WORK TO COMPLETE => Reproduce each line of the listing exactly.

STORED DATA =>
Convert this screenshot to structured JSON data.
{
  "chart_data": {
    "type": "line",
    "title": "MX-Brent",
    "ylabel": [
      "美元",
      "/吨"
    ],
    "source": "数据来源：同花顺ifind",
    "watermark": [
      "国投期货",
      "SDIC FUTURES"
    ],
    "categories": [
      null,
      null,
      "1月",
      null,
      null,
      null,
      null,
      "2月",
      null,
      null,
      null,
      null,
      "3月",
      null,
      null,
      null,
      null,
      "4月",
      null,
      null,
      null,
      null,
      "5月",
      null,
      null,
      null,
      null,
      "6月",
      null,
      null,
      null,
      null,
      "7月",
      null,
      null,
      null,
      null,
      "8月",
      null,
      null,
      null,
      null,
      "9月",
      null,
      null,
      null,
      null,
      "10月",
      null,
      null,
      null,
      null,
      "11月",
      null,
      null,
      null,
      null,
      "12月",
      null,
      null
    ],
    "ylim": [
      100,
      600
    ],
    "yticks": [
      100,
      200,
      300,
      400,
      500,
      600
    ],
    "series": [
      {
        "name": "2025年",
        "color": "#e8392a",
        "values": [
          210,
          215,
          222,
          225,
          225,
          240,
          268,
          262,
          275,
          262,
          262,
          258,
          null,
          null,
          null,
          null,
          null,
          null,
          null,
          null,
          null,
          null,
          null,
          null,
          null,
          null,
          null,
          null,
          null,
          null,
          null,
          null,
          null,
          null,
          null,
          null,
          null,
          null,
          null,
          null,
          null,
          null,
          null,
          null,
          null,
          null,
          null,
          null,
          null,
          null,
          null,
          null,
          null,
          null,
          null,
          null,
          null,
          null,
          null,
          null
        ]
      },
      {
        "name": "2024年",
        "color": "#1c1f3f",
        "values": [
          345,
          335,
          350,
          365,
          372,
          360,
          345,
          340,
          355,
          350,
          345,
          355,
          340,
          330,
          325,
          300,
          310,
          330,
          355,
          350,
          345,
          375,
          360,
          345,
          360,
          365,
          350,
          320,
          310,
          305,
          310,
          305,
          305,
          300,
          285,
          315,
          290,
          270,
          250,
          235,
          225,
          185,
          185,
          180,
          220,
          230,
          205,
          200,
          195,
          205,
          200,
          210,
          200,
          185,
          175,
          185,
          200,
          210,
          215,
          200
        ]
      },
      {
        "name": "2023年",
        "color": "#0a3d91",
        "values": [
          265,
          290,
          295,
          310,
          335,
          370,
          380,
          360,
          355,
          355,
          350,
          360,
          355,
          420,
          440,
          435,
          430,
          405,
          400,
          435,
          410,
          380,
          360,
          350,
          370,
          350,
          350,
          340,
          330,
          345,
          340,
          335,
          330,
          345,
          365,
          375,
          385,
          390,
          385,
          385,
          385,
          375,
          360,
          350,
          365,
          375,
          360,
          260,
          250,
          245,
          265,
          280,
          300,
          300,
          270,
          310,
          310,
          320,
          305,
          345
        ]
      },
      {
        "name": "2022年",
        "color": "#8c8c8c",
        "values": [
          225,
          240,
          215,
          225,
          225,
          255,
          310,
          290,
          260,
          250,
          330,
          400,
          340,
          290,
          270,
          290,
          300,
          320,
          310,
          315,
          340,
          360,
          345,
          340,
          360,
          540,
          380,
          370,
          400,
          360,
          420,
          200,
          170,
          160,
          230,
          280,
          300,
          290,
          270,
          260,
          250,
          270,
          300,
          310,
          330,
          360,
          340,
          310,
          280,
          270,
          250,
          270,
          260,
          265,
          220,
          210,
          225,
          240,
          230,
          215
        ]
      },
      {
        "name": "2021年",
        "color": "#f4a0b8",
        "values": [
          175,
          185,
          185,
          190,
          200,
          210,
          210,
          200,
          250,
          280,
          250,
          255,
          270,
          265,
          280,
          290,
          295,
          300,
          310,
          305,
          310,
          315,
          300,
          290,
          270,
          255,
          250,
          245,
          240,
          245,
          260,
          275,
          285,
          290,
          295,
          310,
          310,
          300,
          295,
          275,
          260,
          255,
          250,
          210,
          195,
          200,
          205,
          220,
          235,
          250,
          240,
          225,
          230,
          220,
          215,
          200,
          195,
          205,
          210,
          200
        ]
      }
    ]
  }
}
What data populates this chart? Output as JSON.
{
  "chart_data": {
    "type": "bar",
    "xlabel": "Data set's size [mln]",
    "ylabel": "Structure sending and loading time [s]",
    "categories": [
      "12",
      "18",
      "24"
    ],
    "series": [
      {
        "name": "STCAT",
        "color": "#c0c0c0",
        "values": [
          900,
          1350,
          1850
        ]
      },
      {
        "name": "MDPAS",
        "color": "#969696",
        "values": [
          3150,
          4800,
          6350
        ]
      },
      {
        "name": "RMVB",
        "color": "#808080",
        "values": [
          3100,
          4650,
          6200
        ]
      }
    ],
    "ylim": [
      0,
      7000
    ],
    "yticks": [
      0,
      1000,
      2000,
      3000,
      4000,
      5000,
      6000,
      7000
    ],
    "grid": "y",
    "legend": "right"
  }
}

ANSWER TO THE EXERCISE =>
Convert this screenshot to structured JSON data.
{
  "chart_data": {
    "type": "line",
    "title": "MX-Brent",
    "ylabel": [
      "美元",
      "/吨"
    ],
    "source": "数据来源：同花顺ifind",
    "watermark": [
      "国投期货",
      "SDIC FUTURES"
    ],
    "categories": [
      null,
      null,
      "1月",
      null,
      null,
      null,
      null,
      "2月",
      null,
      null,
      null,
      null,
      "3月",
      null,
      null,
      null,
      null,
      "4月",
      null,
      null,
      null,
      null,
      "5月",
      null,
      null,
      null,
      null,
      "6月",
      null,
      null,
      null,
      null,
      "7月",
      null,
      null,
      null,
      null,
      "8月",
      null,
      null,
      null,
      null,
      "9月",
      null,
      null,
      null,
      null,
      "10月",
      null,
      null,
      null,
      null,
      "11月",
      null,
      null,
      null,
      null,
      "12月",
      null,
      null
    ],
    "ylim": [
      100,
      600
    ],
    "yticks": [
      100,
      200,
      300,
      400,
      500,
      600
    ],
    "series": [
      {
        "name": "2025年",
        "color": "#e8392a",
        "values": [
          210,
          215,
          222,
          225,
          225,
          240,
          268,
          262,
          275,
          262,
          262,
          258,
          null,
          null,
          null,
          null,
          null,
          null,
          null,
          null,
          null,
          null,
          null,
          null,
          null,
          null,
          null,
          null,
          null,
          null,
          null,
          null,
          null,
          null,
          null,
          null,
          null,
          null,
          null,
          null,
          null,
          null,
          null,
          null,
          null,
          null,
          null,
          null,
          null,
          null,
          null,
          null,
          null,
          null,
          null,
          null,
          null,
          null,
          null,
          null
        ]
      },
      {
        "name": "2024年",
        "color": "#1c1f3f",
        "values": [
          345,
          335,
          350,
          365,
          372,
          360,
          345,
          340,
          355,
          350,
          345,
          355,
          340,
          330,
          325,
          300,
          310,
          330,
          355,
          350,
          345,
          375,
          360,
          345,
          360,
          365,
          350,
          320,
          310,
          305,
          310,
          305,
          305,
          300,
          285,
          315,
          290,
          270,
          250,
          235,
          225,
          185,
          185,
          180,
          220,
          230,
          205,
          200,
          195,
          205,
          200,
          210,
          200,
          185,
          175,
          185,
          200,
          210,
          215,
          200
        ]
      },
      {
        "name": "2023年",
        "color": "#0a3d91",
        "values": [
          265,
          290,
          295,
          310,
          335,
          370,
          380,
          360,
          355,
          355,
          350,
          360,
          355,
          420,
          440,
          435,
          430,
          405,
          400,
          435,
          410,
          380,
          360,
          350,
          370,
          350,
          350,
          340,
          330,
          345,
          340,
          335,
          330,
          345,
          365,
          375,
          385,
          390,
          385,
          385,
          385,
          375,
          360,
          350,
          365,
          375,
          360,
          260,
          250,
          245,
          265,
          280,
          300,
          300,
          270,
          310,
          310,
          320,
          305,
          345
        ]
      },
      {
        "name": "2022年",
        "color": "#8c8c8c",
        "values": [
          225,
          240,
          215,
          225,
          225,
          255,
          310,
          290,
          260,
          250,
          330,
          400,
          340,
          290,
          270,
          290,
          300,
          320,
          310,
          315,
          340,
          360,
          345,
          340,
          360,
          540,
          380,
          370,
          400,
          360,
          420,
          200,
          170,
          160,
          230,
          280,
          300,
          290,
          270,
          260,
          250,
          270,
          300,
          310,
          330,
          360,
          340,
          310,
          280,
          270,
          250,
          270,
          260,
          265,
          220,
          210,
          225,
          240,
          230,
          215
        ]
      },
      {
        "name": "2021年",
        "color": "#f4a0b8",
        "values": [
          175,
          185,
          185,
          190,
          200,
          210,
          210,
          200,
          250,
          280,
          250,
          255,
          270,
          265,
          280,
          290,
          295,
          300,
          310,
          305,
          310,
          315,
          300,
          290,
          270,
          255,
          250,
          245,
          240,
          245,
          260,
          275,
          285,
          290,
          295,
          310,
          310,
          300,
          295,
          275,
          260,
          255,
          250,
          210,
          195,
          200,
          205,
          220,
          235,
          250,
          240,
          225,
          230,
          220,
          215,
          200,
          195,
          205,
          210,
          200
        ]
      }
    ]
  }
}
What data populates this chart? Output as JSON.
{
  "chart_data": {
    "type": "bar",
    "xlabel": "Data set's size [mln]",
    "ylabel": "Structure sending and loading time [s]",
    "categories": [
      "12",
      "18",
      "24"
    ],
    "series": [
      {
        "name": "STCAT",
        "color": "#c0c0c0",
        "values": [
          900,
          1350,
          1850
        ]
      },
      {
        "name": "MDPAS",
        "color": "#969696",
        "values": [
          3150,
          4800,
          6350
        ]
      },
      {
        "name": "RMVB",
        "color": "#808080",
        "values": [
          3100,
          4650,
          6200
        ]
      }
    ],
    "ylim": [
      0,
      7000
    ],
    "yticks": [
      0,
      1000,
      2000,
      3000,
      4000,
      5000,
      6000,
      7000
    ],
    "grid": "y",
    "legend": "right"
  }
}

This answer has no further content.